**What is expected:** Output exactly the lines between the line that contains "Output a JSON" and the last line of the material, counting both.

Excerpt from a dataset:
'''
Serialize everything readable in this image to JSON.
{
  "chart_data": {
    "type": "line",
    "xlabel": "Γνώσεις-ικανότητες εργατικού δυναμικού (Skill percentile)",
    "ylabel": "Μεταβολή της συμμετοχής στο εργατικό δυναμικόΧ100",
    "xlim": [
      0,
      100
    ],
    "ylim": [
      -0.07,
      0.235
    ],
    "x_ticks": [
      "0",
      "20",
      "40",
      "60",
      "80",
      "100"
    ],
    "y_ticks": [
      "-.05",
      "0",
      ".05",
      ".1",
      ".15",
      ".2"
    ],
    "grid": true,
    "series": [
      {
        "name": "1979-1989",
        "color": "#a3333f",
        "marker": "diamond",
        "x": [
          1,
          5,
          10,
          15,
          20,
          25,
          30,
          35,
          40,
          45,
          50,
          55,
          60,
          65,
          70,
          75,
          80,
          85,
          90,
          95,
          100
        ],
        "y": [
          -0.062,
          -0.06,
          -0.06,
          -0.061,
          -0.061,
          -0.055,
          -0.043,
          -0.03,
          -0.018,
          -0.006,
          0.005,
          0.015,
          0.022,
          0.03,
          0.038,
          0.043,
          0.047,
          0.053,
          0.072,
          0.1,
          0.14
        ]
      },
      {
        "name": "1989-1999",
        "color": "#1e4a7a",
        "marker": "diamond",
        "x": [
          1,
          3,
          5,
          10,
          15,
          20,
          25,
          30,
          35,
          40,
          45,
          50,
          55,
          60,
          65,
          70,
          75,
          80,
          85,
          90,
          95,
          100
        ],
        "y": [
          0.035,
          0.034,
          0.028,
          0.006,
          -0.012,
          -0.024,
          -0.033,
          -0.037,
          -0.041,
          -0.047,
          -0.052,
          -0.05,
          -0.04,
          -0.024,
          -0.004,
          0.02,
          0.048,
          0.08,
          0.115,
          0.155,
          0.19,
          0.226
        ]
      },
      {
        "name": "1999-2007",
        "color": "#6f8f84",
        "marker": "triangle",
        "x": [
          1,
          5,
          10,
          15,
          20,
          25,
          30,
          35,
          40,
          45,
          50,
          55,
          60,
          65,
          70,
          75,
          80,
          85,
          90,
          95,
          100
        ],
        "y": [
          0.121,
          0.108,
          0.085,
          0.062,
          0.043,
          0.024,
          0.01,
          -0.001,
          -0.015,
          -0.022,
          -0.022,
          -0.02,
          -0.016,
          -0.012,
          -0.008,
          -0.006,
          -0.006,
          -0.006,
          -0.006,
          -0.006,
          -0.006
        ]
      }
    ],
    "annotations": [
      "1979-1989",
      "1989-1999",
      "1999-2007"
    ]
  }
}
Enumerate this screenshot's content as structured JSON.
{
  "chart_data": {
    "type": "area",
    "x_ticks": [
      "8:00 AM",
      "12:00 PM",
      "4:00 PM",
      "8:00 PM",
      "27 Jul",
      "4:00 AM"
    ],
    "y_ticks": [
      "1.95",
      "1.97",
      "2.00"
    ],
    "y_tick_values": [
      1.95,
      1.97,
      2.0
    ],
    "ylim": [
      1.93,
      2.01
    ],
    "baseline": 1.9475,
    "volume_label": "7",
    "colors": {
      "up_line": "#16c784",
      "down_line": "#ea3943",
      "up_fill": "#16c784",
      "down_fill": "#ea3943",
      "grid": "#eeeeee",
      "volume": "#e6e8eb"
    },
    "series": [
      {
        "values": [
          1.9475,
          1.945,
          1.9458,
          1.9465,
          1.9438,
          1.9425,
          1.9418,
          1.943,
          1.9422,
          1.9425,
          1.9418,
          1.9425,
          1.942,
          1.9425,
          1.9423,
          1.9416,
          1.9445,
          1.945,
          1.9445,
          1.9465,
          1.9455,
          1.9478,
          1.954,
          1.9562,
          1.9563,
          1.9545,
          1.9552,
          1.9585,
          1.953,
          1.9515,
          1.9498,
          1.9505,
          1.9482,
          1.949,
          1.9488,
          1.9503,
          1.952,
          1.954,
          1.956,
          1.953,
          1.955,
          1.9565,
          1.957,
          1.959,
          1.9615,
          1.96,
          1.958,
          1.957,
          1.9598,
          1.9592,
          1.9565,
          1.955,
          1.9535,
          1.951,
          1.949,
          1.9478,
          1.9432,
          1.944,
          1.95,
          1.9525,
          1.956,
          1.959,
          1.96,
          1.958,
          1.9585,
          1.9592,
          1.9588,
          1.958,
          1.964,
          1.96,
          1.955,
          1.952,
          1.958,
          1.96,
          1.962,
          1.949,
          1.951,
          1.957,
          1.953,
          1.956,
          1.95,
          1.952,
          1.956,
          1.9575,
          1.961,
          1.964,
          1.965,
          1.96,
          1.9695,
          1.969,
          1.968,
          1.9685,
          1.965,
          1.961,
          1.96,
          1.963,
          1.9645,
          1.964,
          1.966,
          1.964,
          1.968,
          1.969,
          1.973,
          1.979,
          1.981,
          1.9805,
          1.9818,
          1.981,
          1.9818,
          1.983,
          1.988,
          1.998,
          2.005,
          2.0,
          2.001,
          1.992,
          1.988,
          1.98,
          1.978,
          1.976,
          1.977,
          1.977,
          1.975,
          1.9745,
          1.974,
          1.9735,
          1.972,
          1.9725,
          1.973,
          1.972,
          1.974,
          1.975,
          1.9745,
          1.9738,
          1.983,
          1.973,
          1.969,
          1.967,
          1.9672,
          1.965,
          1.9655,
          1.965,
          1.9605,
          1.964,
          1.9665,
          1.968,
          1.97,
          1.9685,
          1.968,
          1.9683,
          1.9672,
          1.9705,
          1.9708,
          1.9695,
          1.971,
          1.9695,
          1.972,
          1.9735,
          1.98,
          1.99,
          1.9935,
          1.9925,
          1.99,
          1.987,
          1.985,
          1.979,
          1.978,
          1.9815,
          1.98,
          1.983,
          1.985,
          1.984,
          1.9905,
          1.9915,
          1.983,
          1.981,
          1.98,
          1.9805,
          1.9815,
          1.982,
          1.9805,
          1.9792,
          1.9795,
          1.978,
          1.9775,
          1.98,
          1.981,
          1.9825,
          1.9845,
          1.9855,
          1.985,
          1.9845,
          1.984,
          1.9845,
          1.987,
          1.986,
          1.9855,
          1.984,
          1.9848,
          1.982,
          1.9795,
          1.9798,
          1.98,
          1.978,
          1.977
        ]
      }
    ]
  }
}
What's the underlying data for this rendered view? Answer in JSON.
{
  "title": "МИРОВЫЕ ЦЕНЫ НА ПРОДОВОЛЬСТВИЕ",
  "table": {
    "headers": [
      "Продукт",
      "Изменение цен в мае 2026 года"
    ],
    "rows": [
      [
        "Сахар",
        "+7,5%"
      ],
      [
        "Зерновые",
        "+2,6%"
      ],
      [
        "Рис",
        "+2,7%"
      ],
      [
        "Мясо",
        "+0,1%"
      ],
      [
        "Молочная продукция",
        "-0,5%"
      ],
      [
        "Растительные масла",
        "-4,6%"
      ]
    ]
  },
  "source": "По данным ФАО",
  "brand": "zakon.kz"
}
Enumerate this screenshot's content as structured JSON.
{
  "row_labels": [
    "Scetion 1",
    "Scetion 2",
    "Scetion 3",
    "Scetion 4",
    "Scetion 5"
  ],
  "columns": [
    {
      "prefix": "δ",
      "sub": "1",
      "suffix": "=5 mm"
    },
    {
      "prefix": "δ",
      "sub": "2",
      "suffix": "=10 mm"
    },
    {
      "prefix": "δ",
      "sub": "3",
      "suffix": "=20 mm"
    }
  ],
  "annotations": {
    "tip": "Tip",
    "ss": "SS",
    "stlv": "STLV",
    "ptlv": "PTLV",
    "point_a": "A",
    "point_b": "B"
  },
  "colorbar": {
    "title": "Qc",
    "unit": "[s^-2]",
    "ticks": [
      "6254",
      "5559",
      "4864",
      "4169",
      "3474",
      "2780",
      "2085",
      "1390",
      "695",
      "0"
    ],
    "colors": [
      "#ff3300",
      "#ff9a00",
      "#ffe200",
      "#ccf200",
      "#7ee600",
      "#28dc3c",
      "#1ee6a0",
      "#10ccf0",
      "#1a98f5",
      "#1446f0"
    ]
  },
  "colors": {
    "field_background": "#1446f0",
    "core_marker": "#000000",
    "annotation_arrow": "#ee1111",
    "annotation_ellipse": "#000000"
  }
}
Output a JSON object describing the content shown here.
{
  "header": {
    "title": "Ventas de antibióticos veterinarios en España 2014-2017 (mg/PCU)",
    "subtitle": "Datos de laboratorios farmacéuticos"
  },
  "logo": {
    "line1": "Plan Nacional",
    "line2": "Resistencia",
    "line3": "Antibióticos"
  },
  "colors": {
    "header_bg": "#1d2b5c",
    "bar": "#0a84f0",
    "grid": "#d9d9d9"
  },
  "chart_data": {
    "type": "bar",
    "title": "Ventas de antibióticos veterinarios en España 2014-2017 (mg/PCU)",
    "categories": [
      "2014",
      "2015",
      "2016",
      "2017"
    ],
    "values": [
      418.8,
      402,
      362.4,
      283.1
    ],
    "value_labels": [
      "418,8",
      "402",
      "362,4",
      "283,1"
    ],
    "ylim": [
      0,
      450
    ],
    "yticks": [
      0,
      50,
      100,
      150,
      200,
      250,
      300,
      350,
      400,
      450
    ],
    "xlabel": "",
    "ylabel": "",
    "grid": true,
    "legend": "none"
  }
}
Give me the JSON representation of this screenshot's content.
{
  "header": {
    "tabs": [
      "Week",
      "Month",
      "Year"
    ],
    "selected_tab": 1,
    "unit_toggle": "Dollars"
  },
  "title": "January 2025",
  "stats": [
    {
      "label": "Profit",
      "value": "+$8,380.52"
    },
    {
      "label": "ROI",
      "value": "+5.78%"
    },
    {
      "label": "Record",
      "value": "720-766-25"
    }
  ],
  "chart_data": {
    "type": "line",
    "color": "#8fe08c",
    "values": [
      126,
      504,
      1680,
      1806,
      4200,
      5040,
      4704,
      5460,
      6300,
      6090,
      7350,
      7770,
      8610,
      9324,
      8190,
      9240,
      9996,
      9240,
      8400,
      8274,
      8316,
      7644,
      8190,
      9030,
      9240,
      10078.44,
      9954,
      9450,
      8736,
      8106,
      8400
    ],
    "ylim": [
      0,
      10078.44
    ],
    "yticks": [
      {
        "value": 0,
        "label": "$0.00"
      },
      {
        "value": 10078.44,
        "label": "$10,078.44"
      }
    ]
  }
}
'''
**Task solution:**
Output a JSON object describing the content shown here.
{
  "header": {
    "title": "Ventas de antibióticos veterinarios en España 2014-2017 (mg/PCU)",
    "subtitle": "Datos de laboratorios farmacéuticos"
  },
  "logo": {
    "line1": "Plan Nacional",
    "line2": "Resistencia",
    "line3": "Antibióticos"
  },
  "colors": {
    "header_bg": "#1d2b5c",
    "bar": "#0a84f0",
    "grid": "#d9d9d9"
  },
  "chart_data": {
    "type": "bar",
    "title": "Ventas de antibióticos veterinarios en España 2014-2017 (mg/PCU)",
    "categories": [
      "2014",
      "2015",
      "2016",
      "2017"
    ],
    "values": [
      418.8,
      402,
      362.4,
      283.1
    ],
    "value_labels": [
      "418,8",
      "402",
      "362,4",
      "283,1"
    ],
    "ylim": [
      0,
      450
    ],
    "yticks": [
      0,
      50,
      100,
      150,
      200,
      250,
      300,
      350,
      400,
      450
    ],
    "xlabel": "",
    "ylabel": "",
    "grid": true,
    "legend": "none"
  }
}
Give me the JSON representation of this screenshot's content.
{
  "header": {
    "tabs": [
      "Week",
      "Month",
      "Year"
    ],
    "selected_tab": 1,
    "unit_toggle": "Dollars"
  },
  "title": "January 2025",
  "stats": [
    {
      "label": "Profit",
      "value": "+$8,380.52"
    },
    {
      "label": "ROI",
      "value": "+5.78%"
    },
    {
      "label": "Record",
      "value": "720-766-25"
    }
  ],
  "chart_data": {
    "type": "line",
    "color": "#8fe08c",
    "values": [
      126,
      504,
      1680,
      1806,
      4200,
      5040,
      4704,
      5460,
      6300,
      6090,
      7350,
      7770,
      8610,
      9324,
      8190,
      9240,
      9996,
      9240,
      8400,
      8274,
      8316,
      7644,
      8190,
      9030,
      9240,
      10078.44,
      9954,
      9450,
      8736,
      8106,
      8400
    ],
    "ylim": [
      0,
      10078.44
    ],
    "yticks": [
      {
        "value": 0,
        "label": "$0.00"
      },
      {
        "value": 10078.44,
        "label": "$10,078.44"
      }
    ]
  }
}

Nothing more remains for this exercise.